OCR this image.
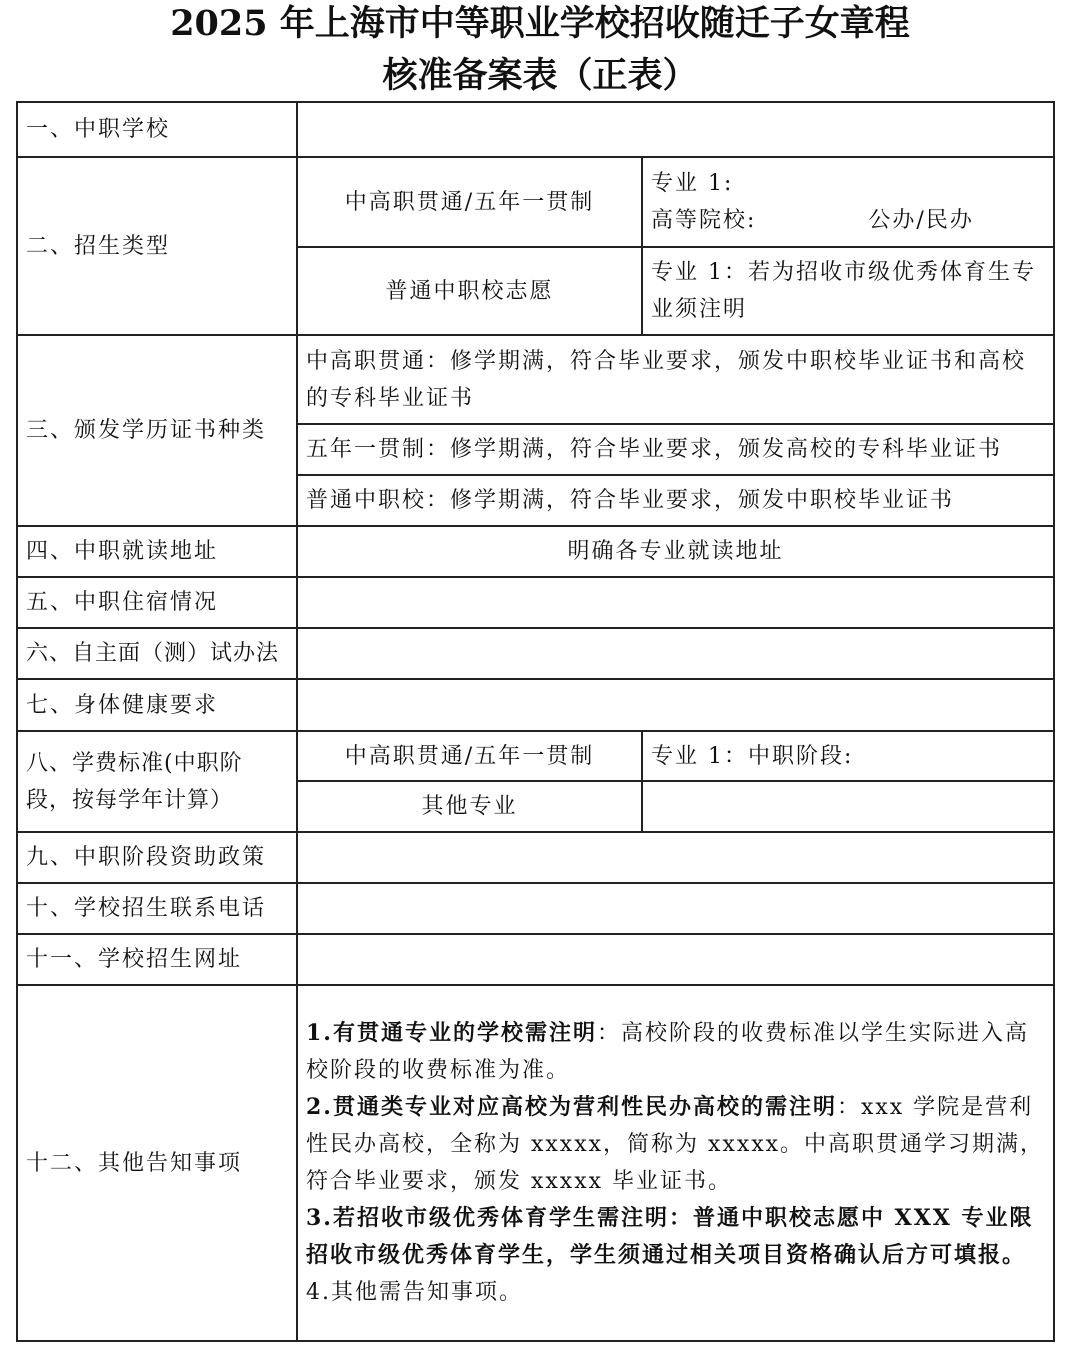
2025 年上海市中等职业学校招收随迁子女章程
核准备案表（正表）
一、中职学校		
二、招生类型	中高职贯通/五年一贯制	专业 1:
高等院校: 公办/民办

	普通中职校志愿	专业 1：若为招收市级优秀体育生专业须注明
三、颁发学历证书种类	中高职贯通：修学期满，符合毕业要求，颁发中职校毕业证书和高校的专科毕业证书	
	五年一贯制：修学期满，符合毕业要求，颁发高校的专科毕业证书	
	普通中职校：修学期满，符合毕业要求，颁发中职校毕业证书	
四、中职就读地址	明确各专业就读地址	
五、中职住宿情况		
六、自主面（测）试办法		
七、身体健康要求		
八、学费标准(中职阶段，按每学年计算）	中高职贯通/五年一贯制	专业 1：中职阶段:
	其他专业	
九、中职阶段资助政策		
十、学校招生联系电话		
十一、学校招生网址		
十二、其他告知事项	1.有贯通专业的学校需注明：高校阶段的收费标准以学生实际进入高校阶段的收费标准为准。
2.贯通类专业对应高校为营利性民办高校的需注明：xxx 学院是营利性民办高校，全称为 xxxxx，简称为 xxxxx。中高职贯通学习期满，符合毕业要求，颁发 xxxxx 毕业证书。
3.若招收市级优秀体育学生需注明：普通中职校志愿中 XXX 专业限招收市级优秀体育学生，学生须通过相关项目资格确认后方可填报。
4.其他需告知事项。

————————

- _EXERCISE OBJECTIVE_
Reproduce the listing exactly. Leave its pictures out.

- _TASK ANSWER_
OCR this image.
2025 年上海市中等职业学校招收随迁子女章程
核准备案表（正表）
一、中职学校		
二、招生类型	中高职贯通/五年一贯制	专业 1:
高等院校: 公办/民办

	普通中职校志愿	专业 1：若为招收市级优秀体育生专业须注明
三、颁发学历证书种类	中高职贯通：修学期满，符合毕业要求，颁发中职校毕业证书和高校的专科毕业证书	
	五年一贯制：修学期满，符合毕业要求，颁发高校的专科毕业证书	
	普通中职校：修学期满，符合毕业要求，颁发中职校毕业证书	
四、中职就读地址	明确各专业就读地址	
五、中职住宿情况		
六、自主面（测）试办法		
七、身体健康要求		
八、学费标准(中职阶段，按每学年计算）	中高职贯通/五年一贯制	专业 1：中职阶段:
	其他专业	
九、中职阶段资助政策		
十、学校招生联系电话		
十一、学校招生网址		
十二、其他告知事项	1.有贯通专业的学校需注明：高校阶段的收费标准以学生实际进入高校阶段的收费标准为准。
2.贯通类专业对应高校为营利性民办高校的需注明：xxx 学院是营利性民办高校，全称为 xxxxx，简称为 xxxxx。中高职贯通学习期满，符合毕业要求，颁发 xxxxx 毕业证书。
3.若招收市级优秀体育学生需注明：普通中职校志愿中 XXX 专业限招收市级优秀体育学生，学生须通过相关项目资格确认后方可填报。
4.其他需告知事项。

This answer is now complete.